» Request:
Search the data for the string "document" and extract every line where it appears.

» Dataset records:
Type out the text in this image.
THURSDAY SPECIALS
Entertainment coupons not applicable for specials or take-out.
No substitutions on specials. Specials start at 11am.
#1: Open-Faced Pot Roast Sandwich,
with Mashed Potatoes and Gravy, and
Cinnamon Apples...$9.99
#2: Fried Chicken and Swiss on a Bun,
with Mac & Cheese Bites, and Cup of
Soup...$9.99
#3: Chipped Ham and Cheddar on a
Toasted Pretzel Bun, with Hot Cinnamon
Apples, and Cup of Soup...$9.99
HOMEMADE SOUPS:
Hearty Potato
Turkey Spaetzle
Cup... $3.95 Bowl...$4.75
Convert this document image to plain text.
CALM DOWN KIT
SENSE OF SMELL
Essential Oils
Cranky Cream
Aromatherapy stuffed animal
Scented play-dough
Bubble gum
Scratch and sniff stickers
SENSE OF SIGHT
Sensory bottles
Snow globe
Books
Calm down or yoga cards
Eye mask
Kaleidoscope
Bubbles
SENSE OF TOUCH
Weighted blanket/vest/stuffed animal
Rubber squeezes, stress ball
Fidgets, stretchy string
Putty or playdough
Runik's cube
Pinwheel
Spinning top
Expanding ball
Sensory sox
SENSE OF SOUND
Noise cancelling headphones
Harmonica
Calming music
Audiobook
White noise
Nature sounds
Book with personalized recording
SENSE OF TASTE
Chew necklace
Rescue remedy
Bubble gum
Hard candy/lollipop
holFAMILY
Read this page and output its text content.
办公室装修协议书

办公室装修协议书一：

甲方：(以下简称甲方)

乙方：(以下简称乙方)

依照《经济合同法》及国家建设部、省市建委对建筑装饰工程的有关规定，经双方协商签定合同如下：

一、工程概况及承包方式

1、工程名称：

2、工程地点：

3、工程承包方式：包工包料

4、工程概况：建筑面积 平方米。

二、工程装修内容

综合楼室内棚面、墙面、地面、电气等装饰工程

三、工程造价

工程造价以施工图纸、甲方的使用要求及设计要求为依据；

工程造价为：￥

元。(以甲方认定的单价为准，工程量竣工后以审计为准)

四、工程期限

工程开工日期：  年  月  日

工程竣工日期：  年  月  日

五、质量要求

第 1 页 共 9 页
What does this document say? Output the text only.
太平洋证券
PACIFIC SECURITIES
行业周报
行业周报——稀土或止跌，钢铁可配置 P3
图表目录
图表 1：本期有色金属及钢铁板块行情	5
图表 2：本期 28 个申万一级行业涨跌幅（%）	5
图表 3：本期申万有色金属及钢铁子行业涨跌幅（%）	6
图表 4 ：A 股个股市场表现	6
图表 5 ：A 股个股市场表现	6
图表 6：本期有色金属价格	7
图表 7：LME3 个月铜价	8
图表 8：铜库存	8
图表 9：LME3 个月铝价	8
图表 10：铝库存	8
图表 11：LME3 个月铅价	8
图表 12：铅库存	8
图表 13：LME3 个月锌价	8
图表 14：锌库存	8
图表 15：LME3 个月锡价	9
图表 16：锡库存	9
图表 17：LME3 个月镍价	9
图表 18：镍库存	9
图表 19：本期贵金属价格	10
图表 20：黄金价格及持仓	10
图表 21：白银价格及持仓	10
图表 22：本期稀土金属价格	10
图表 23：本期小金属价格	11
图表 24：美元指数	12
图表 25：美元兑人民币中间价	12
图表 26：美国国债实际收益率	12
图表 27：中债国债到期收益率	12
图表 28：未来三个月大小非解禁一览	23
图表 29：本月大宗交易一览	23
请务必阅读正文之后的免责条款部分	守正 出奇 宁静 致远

» Exercise result:
Convert this document image to plain text.
What does this document say? Output the text only.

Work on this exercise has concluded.